■ **TASK DETAILS**:
Whenever a line below includes the string "JSON", show it.

■ **STORED DATA**:
-------------------------

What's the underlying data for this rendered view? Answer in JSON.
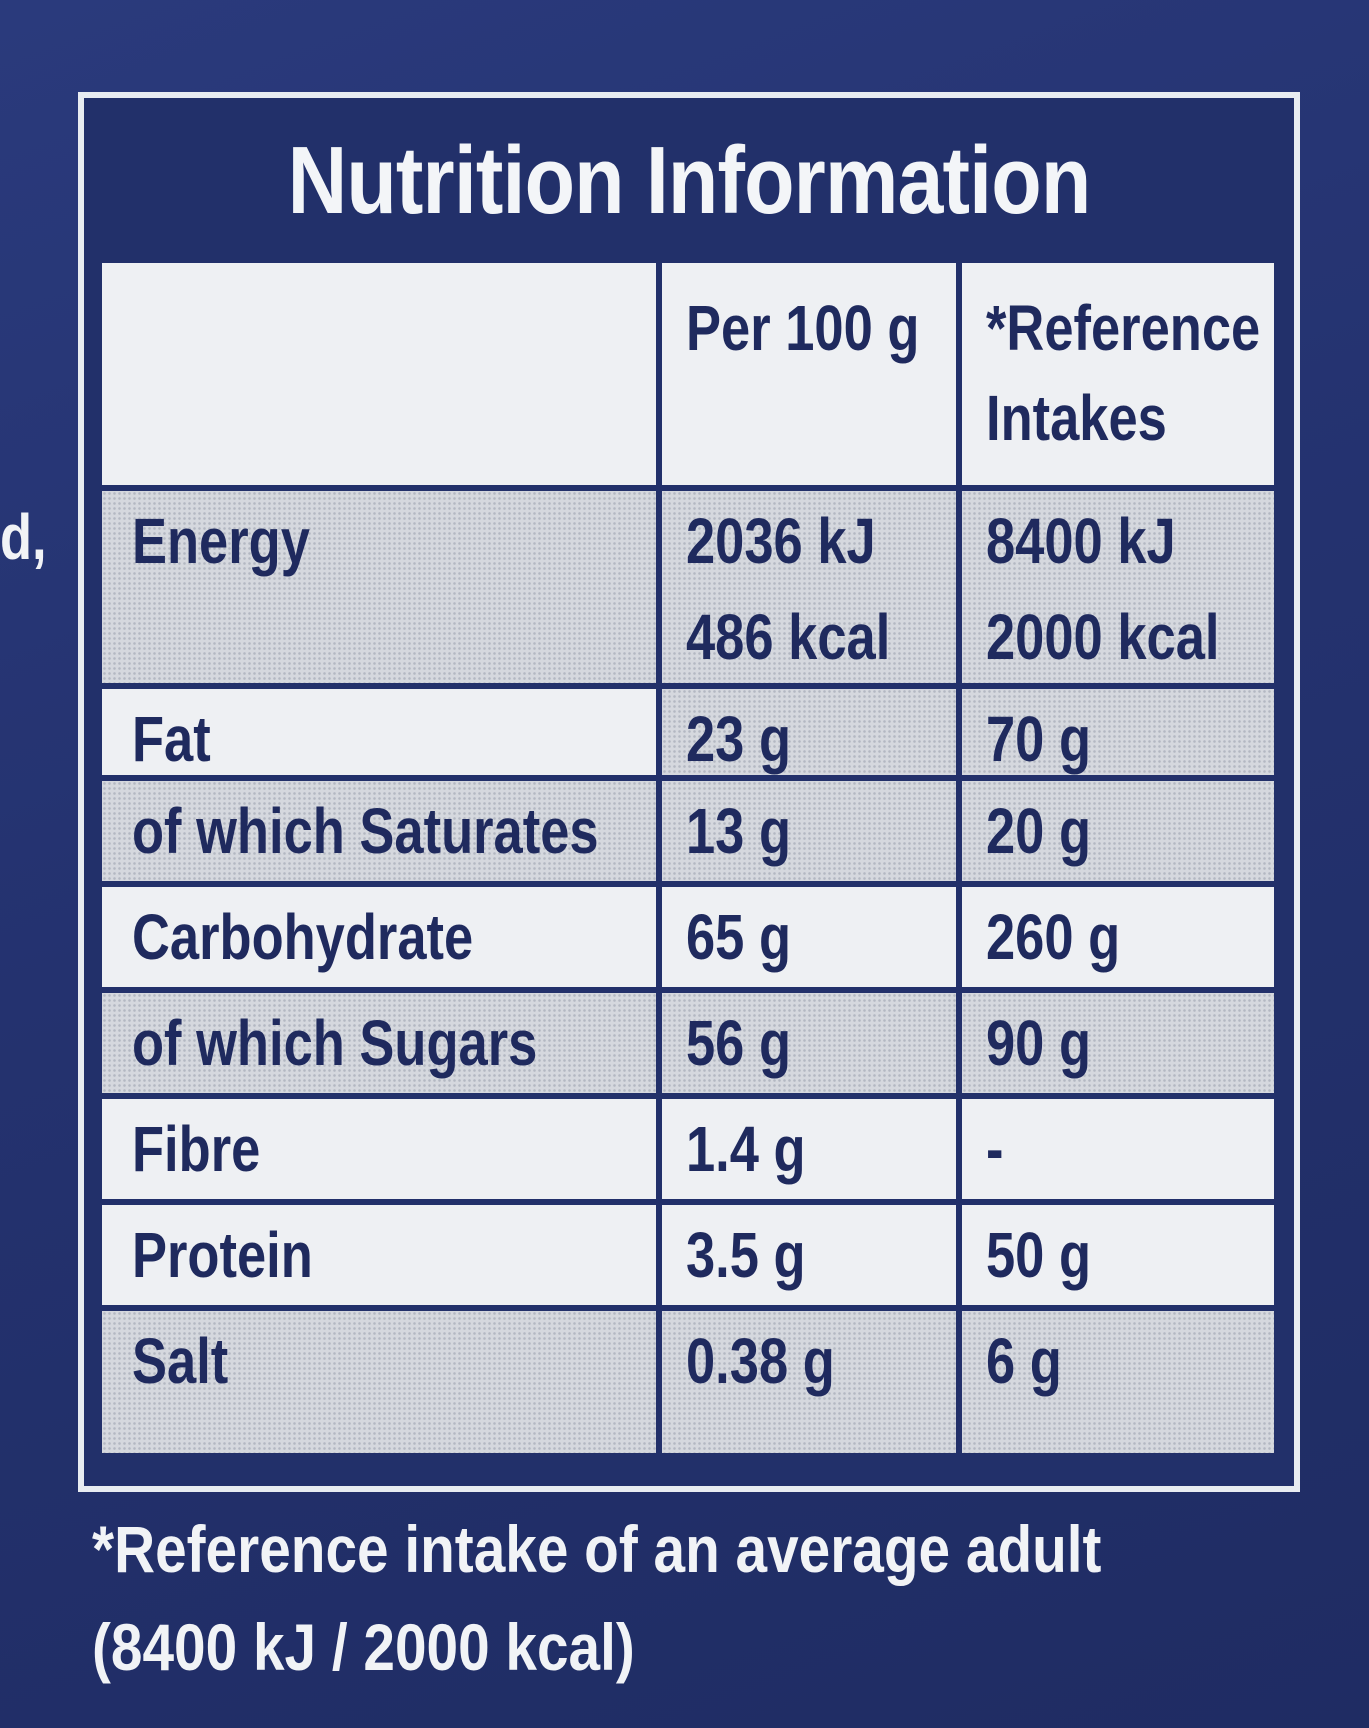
{
  "edge_fragment": "d,",
  "title": "Nutrition Information",
  "columns": {
    "per100": "Per 100 g",
    "reference_line1": "*Reference",
    "reference_line2": "Intakes"
  },
  "energy": {
    "label": "Energy",
    "per100_kj": "2036 kJ",
    "per100_kcal": "486 kcal",
    "ref_kj": "8400 kJ",
    "ref_kcal": "2000 kcal"
  },
  "rows": [
    {
      "label": "Fat",
      "per100": "23 g",
      "ref": "70 g"
    },
    {
      "label": "of which Saturates",
      "per100": "13 g",
      "ref": "20 g"
    },
    {
      "label": "Carbohydrate",
      "per100": "65 g",
      "ref": "260 g"
    },
    {
      "label": "of which Sugars",
      "per100": "56 g",
      "ref": "90 g"
    },
    {
      "label": "Fibre",
      "per100": "1.4 g",
      "ref": "-"
    },
    {
      "label": "Protein",
      "per100": "3.5 g",
      "ref": "50 g"
    },
    {
      "label": "Salt",
      "per100": "0.38 g",
      "ref": "6 g"
    }
  ],
  "footnote": {
    "line1": "*Reference intake of an average adult",
    "line2": "(8400 kJ / 2000 kcal)"
  }
}
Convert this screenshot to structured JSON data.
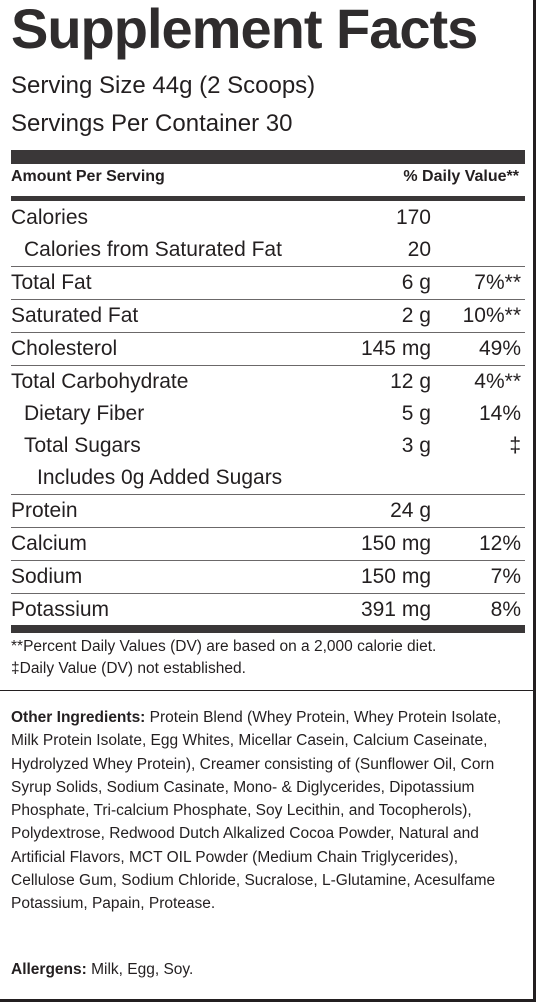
{
  "title": "Supplement Facts",
  "serving_size": "Serving Size 44g (2 Scoops)",
  "servings_per_container": "Servings Per Container  30",
  "header": {
    "amount_per_serving": "Amount Per Serving",
    "daily_value": "% Daily Value**"
  },
  "nutrients": [
    {
      "name": "Calories",
      "amount": "170",
      "dv": ""
    },
    {
      "name": "Calories from Saturated Fat",
      "amount": "20",
      "dv": ""
    },
    {
      "name": "Total Fat",
      "amount": "6 g",
      "dv": "7%**"
    },
    {
      "name": "Saturated Fat",
      "amount": "2 g",
      "dv": "10%**"
    },
    {
      "name": "Cholesterol",
      "amount": "145 mg",
      "dv": "49%"
    },
    {
      "name": "Total Carbohydrate",
      "amount": "12 g",
      "dv": "4%**"
    },
    {
      "name": "Dietary Fiber",
      "amount": "5 g",
      "dv": "14%"
    },
    {
      "name": "Total Sugars",
      "amount": "3 g",
      "dv": "‡"
    },
    {
      "name": "Includes 0g Added Sugars",
      "amount": "",
      "dv": ""
    },
    {
      "name": "Protein",
      "amount": "24 g",
      "dv": ""
    },
    {
      "name": "Calcium",
      "amount": "150 mg",
      "dv": "12%"
    },
    {
      "name": "Sodium",
      "amount": "150 mg",
      "dv": "7%"
    },
    {
      "name": "Potassium",
      "amount": "391 mg",
      "dv": "8%"
    }
  ],
  "footnotes": [
    "**Percent Daily Values (DV) are based on a 2,000 calorie diet.",
    "‡Daily Value (DV) not established."
  ],
  "other_ingredients": {
    "label": "Other Ingredients:",
    "text": " Protein Blend (Whey Protein, Whey Protein Isolate, Milk Protein Isolate, Egg Whites, Micellar Casein, Calcium Caseinate, Hydrolyzed Whey Protein), Creamer consisting of (Sunflower Oil, Corn Syrup Solids, Sodium Casinate, Mono- & Diglycerides, Dipotassium Phosphate, Tri-calcium Phosphate, Soy Lecithin, and Tocopherols), Polydextrose, Redwood Dutch Alkalized Cocoa Powder, Natural and Artificial Flavors, MCT OIL Powder (Medium Chain Triglycerides), Cellulose Gum, Sodium Chloride, Sucralose, L-Glutamine, Acesulfame Potassium, Papain, Protease."
  },
  "allergens": {
    "label": "Allergens:",
    "text": " Milk, Egg, Soy."
  }
}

-------------------------

■ **EXPECTED ANSWER**:
What's the underlying data for this rendered view? Answer in JSON.
Convert this screenshot to structured JSON data.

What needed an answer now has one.